■ WHAT THIS TASK INVOLVES: The required output is a single number: how many lines of the material contain the string "contig".

*** PROVIDED ENTRIES ***

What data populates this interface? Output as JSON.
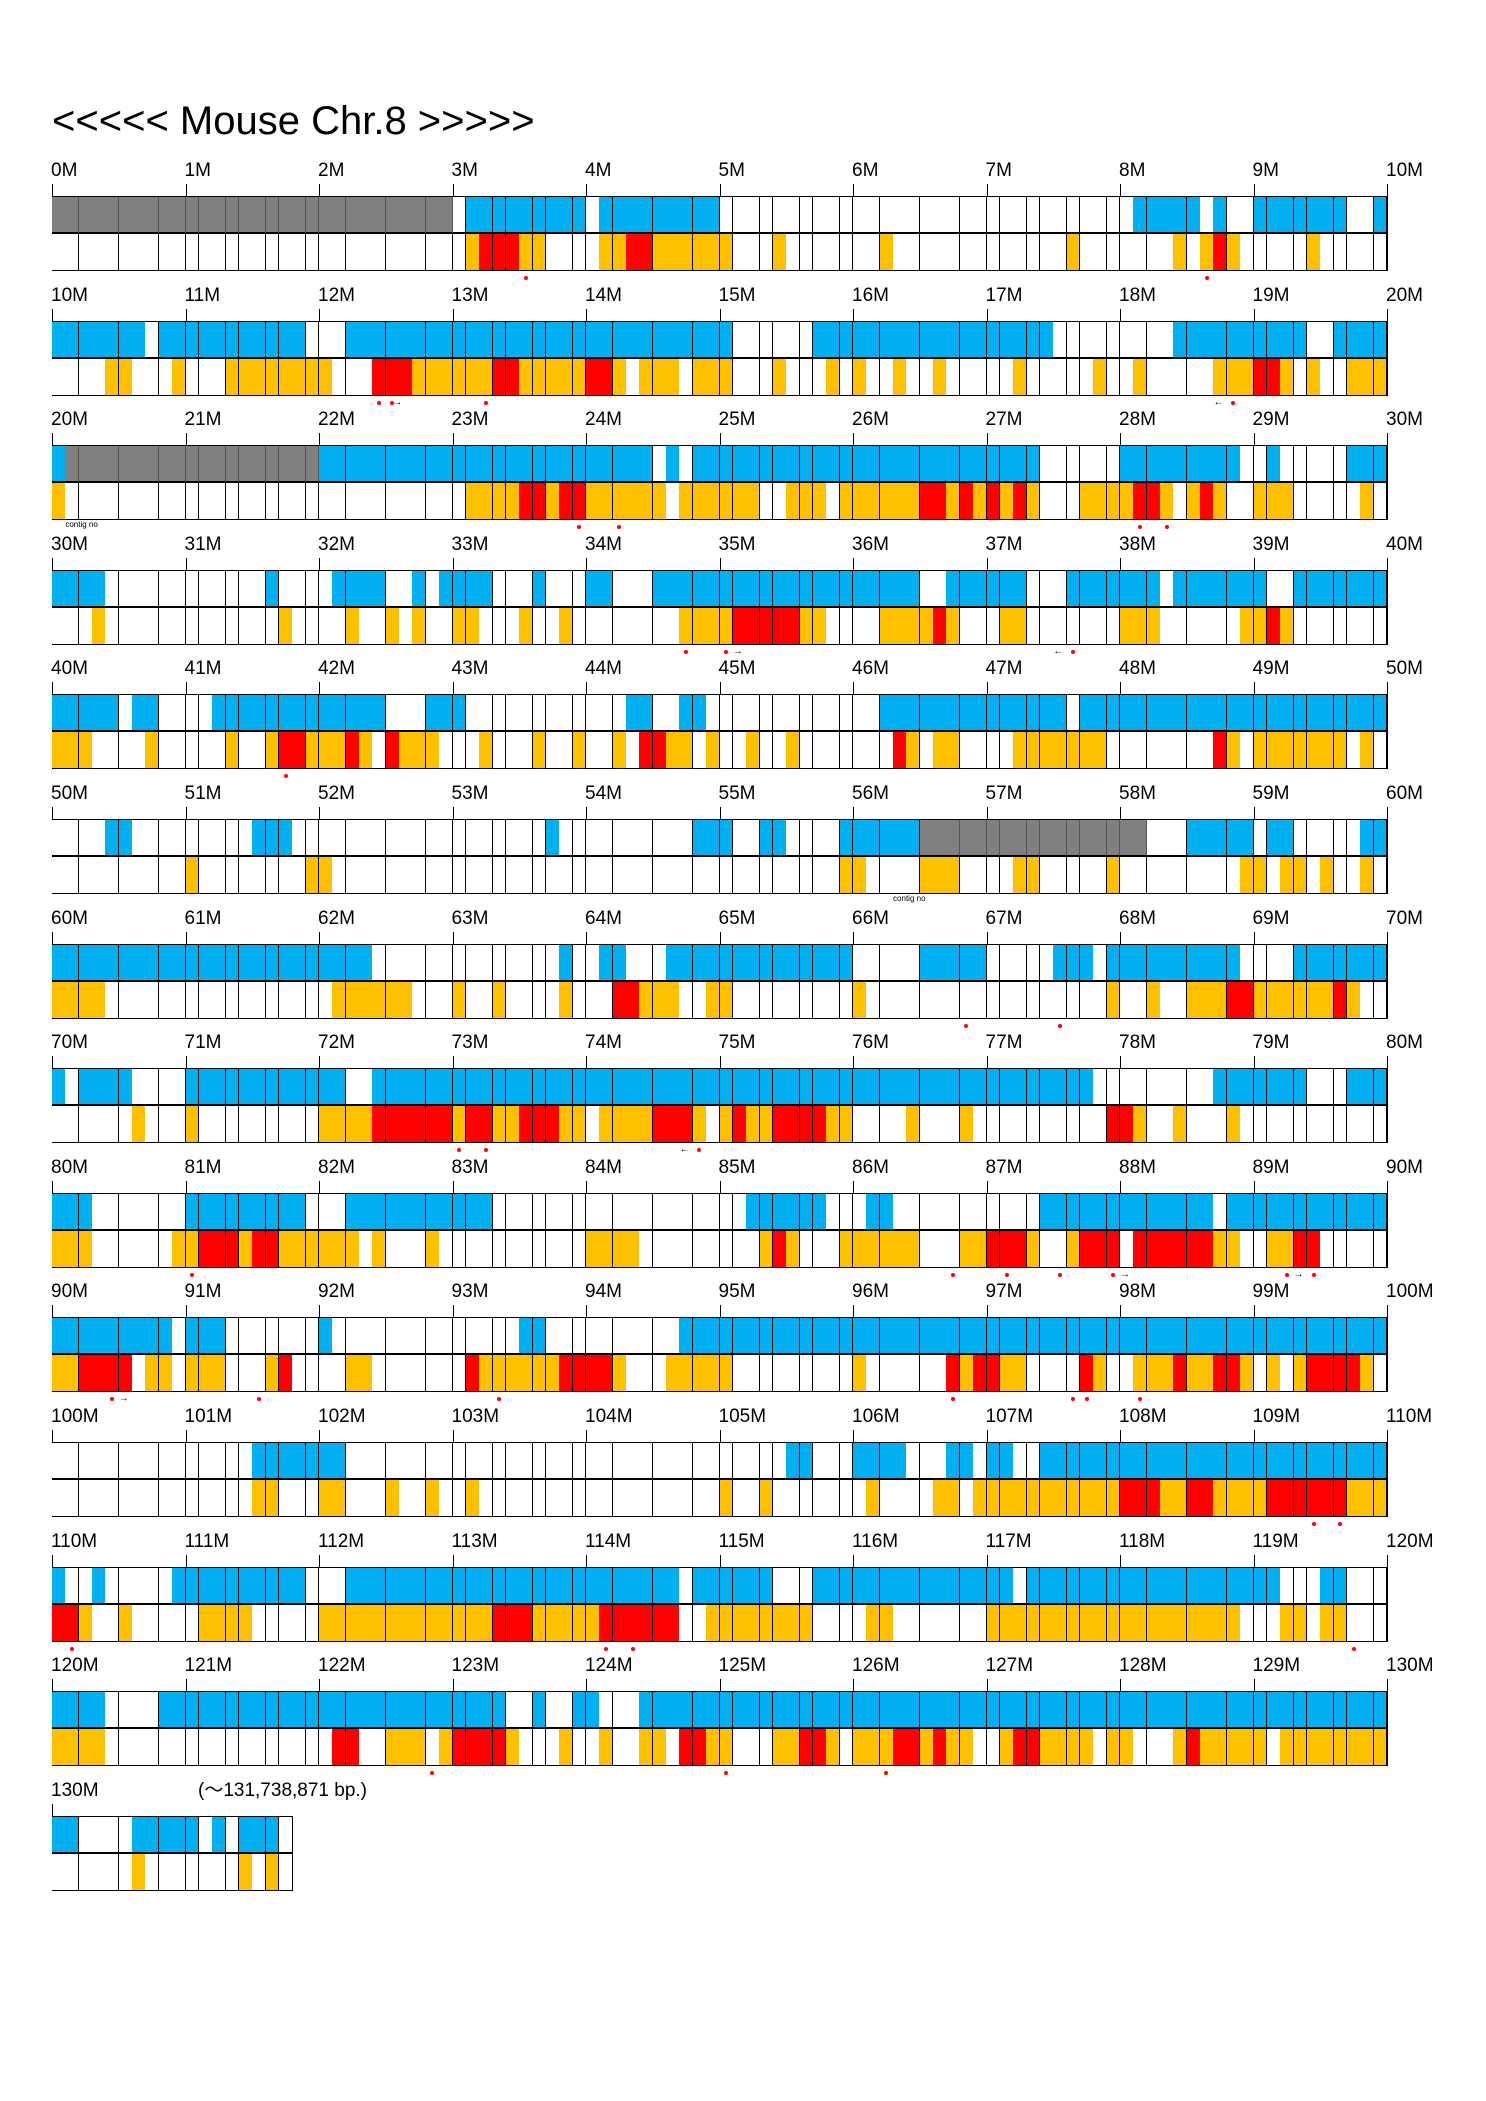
{
  "title": "<<<<< Mouse Chr.8 >>>>>",
  "end_note": "(〜131,738,871 bp.)",
  "contig_label": "contig no",
  "legend_colors": {
    "blue": "#00b0f0",
    "orange": "#ffc000",
    "red": "#ff0000",
    "gray": "#808080",
    "empty": "#ffffff"
  },
  "chart_data": {
    "type": "heatmap",
    "cells_per_megabase": 10,
    "rows": [
      {
        "ticks": [
          "0M",
          "1M",
          "2M",
          "3M",
          "4M",
          "5M",
          "6M",
          "7M",
          "8M",
          "9M",
          "10M"
        ],
        "top": "GGGGGGGGGGGGGGGGGGGGGGGGGGGGGG.BBBBBBBBB.BBBBBBBBB...............................BBBBB.B..BBBBBBB..B",
        "bottom": "...............................ORRROO....OORROOOOOO...O.......O.............O.......O.ORO.....O.......OO",
        "dots": [
          35,
          86
        ]
      },
      {
        "ticks": [
          "10M",
          "11M",
          "12M",
          "13M",
          "14M",
          "15M",
          "16M",
          "17M",
          "18M",
          "19M",
          "20M"
        ],
        "top": "BBBBBBB.BBBBBBBBBBB...BBBBBBBBBBBBBBBBBBBBBBBBBBBBB......BBBBBBBBBBBBBBBBBB.........BBBBBBBBBB..BBBB",
        "bottom": "....OO...O...OOOOOOOO...RRROOOOOORROOOOORRO.OOO.OOO...O...O.O..O..O.....O.....O..O.....OOORRO.O..OOOOO",
        "dots": [
          24,
          25,
          32,
          88
        ],
        "arrows": [
          [
            25.5,
            "→"
          ],
          [
            87,
            "←"
          ]
        ]
      },
      {
        "ticks": [
          "20M",
          "21M",
          "22M",
          "23M",
          "24M",
          "25M",
          "26M",
          "27M",
          "28M",
          "29M",
          "30M"
        ],
        "top": "BGGGGGGGGGGGGGGGGGGGBBBBBBBBBBBBBBBBBBBBBBBBB.B.BBBBBBBBBBBBBBBBBBBBBBBBBB......BBBBBBBBB..B.....BBB",
        "bottom": "O..............................OOOORRORROOOOOO.OOOOOO..OOO.OOOOOORRORORORO...OOOORRO.ORO..OOO.....O...O",
        "dots": [
          39,
          42,
          81,
          83
        ],
        "contig": 1
      },
      {
        "ticks": [
          "30M",
          "31M",
          "32M",
          "33M",
          "34M",
          "35M",
          "36M",
          "37M",
          "38M",
          "39M",
          "40M"
        ],
        "top": "BBBB............B....BBBB..B.BBBB...B...BB...BBBBBBBBBBBBBBBBBBBB..BBBBBB...BBBBBBB.BBBBBBB..BBBBBBBBBB",
        "bottom": "...O.............O....O..O.O..OO...O..O........OOOORRRRROO....OOOORO...OO.......OOO......OORO.........OO..O..O....O.O..",
        "dots": [
          47,
          50,
          76
        ],
        "arrows": [
          [
            51,
            "→"
          ],
          [
            75,
            "←"
          ]
        ]
      },
      {
        "ticks": [
          "40M",
          "41M",
          "42M",
          "43M",
          "44M",
          "45M",
          "46M",
          "47M",
          "48M",
          "49M",
          "50M"
        ],
        "top": "BBBBB.BB....BBBBBBBBBBBBB...BBB............BB..BB.............BBBBBBBBBBBBBB.BBBBBBBBBBBBBBBBBBBBBBBB.B",
        "bottom": "OOO....O.....O..ORROOORO.ROOO...O...O..O..O.RROO.O..O..O.......RO.OO....OOOOOOO........RO.OOOOOOO.O.O..OO",
        "dots": [
          17
        ]
      },
      {
        "ticks": [
          "50M",
          "51M",
          "52M",
          "53M",
          "54M",
          "55M",
          "56M",
          "57M",
          "58M",
          "59M",
          "60M"
        ],
        "top": "....BB.........BBB...................B..........BBB..BB....BBBBBBGGGGGGGGGGGGGGGGG...BBBBB.BB.....BBBB",
        "bottom": "..........O........OO......................................OO....OOO....OO.....O.........OO.OO.O..O...OR",
        "contig": 63
      },
      {
        "ticks": [
          "60M",
          "61M",
          "62M",
          "63M",
          "64M",
          "65M",
          "66M",
          "67M",
          "68M",
          "69M",
          "70M"
        ],
        "top": "BBBBBBBBBBBBBBBBBBBBBBBB..............B..BB...BBBBBBBBBBBBBB.....BBBBB.....BBB.BBBBBBBBBB....BBBBBBBBBB.BBB",
        "bottom": "OOOO.................OOOOOO...O..O....O...RROOO..OO.........O..................O..O..OOORROOOOOORO........OOO..O..O",
        "dots": [
          68,
          75
        ]
      },
      {
        "ticks": [
          "70M",
          "71M",
          "72M",
          "73M",
          "74M",
          "75M",
          "76M",
          "77M",
          "78M",
          "79M",
          "80M"
        ],
        "top": "B.BBBB....BBBBBBBBBBBB..BBBBBBBBBBBBBBBBBBBBBBBBBBBBBBBBBBBBBBBBBBBBBBBBBBBBBB.........BBBBBBB...BBBBBBB.",
        "bottom": "......O...O.........OOOORRRRRRORROORRROO.OOOORRRO.OROORRRROO....O...O..........RRO..O...O............O.",
        "dots": [
          30,
          32,
          48
        ],
        "arrows": [
          [
            47,
            "←"
          ]
        ]
      },
      {
        "ticks": [
          "80M",
          "81M",
          "82M",
          "83M",
          "84M",
          "85M",
          "86M",
          "87M",
          "88M",
          "89M",
          "90M"
        ],
        "top": "BBB.......BBBBBBBBB...BBBBBBBBBBB...................BBBBBB...BB...........BBBBBBBBBBBBB.BBBBBBBBBBBB..BBBBBBB",
        "bottom": "OOO......OORRRORROOOOOO.O...O...........OOOO.........ORO...OOOOOO...OORRRO..ORRR.RRRRRROO..OORR..............OOO",
        "dots": [
          10,
          67,
          71,
          75,
          79,
          92,
          94
        ],
        "arrows": [
          [
            80,
            "→"
          ],
          [
            93,
            "→"
          ]
        ]
      },
      {
        "ticks": [
          "90M",
          "91M",
          "92M",
          "93M",
          "94M",
          "95M",
          "96M",
          "97M",
          "98M",
          "99M",
          "100M"
        ],
        "top": "BBBBBBBBB.BBB.......B..............BB..........BBBBBBBBBBBBBBBBBBBBBBBBBBBBBBBBBBBBBBBBBBBBBBBBBBBBBBBBB.......B",
        "bottom": "OORRRR.OO.OOO...OR....OO.......ROOOOOORRRRO...OOOOO.........O......RORROO....RO..OOOROORRO.O.ORRRRO......O..O.O",
        "dots": [
          4,
          15,
          33,
          67,
          76,
          77,
          81
        ],
        "arrows": [
          [
            5,
            "→"
          ]
        ]
      },
      {
        "ticks": [
          "100M",
          "101M",
          "102M",
          "103M",
          "104M",
          "105M",
          "106M",
          "107M",
          "108M",
          "109M",
          "110M"
        ],
        "top": "...............BBBBBBB.................................BB...BBBB...BB.BB..BBBBBBBBBBBBBBBBBBBBBBBBBBBBBBBBBBBBBB",
        "bottom": "...............OO...OO...O..O..O..................O..O.......O....OO.OOOOOOOOOOORRROORROOOORRRRRROOOOORRRRRR",
        "dots": [
          94,
          96
        ]
      },
      {
        "ticks": [
          "110M",
          "111M",
          "112M",
          "113M",
          "114M",
          "115M",
          "116M",
          "117M",
          "118M",
          "119M",
          "120M"
        ],
        "top": "B..B.....BBBBBBBBBB...BBBBBBBBBBBBBBBBBBBBBBBBB.BBBBBB...BBBBBBBBBBBBBBB.BBBBBBBBBBBBBBBBBBB...BB.......BBBBBBBBB",
        "bottom": "RRO..O.....OOOO.....OOOOOOOOOOOOORRROOOOORRRRRR..OOOOOOOO....OO.......OOOOOOOOOOOOOOOOOOO...OO.OO.......RO..OOROO",
        "dots": [
          1,
          41,
          43,
          97
        ]
      },
      {
        "ticks": [
          "120M",
          "121M",
          "122M",
          "123M",
          "124M",
          "125M",
          "126M",
          "127M",
          "128M",
          "129M",
          "130M"
        ],
        "top": "BBBB....BBBBBBBBBBBBBBBBBBBBBBBBBB..B..BB...BBBBBBBBBBBBBBBBBBBBBBBBBBBBBBBBBBBBBBBBBBBBBBBBBBBBBBBBBBBBBBBBBBB",
        "bottom": "OOOO.................RR..OOO.ORRRRO...O..O..OO.RROO...OORRO.OOORROROO..ORROOOO.OO...OROOOOO.OOOOOOOOOO..ORROROOO",
        "dots": [
          28,
          50,
          62
        ]
      },
      {
        "ticks": [
          "130M",
          "",
          "",
          "",
          "",
          "",
          "",
          "",
          "",
          "",
          ""
        ],
        "top": "BB....BBBBB.B.BBB",
        "bottom": "......O.......O.O.O",
        "cells": 18
      }
    ]
  }
}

***

■ TASK RESULT: 3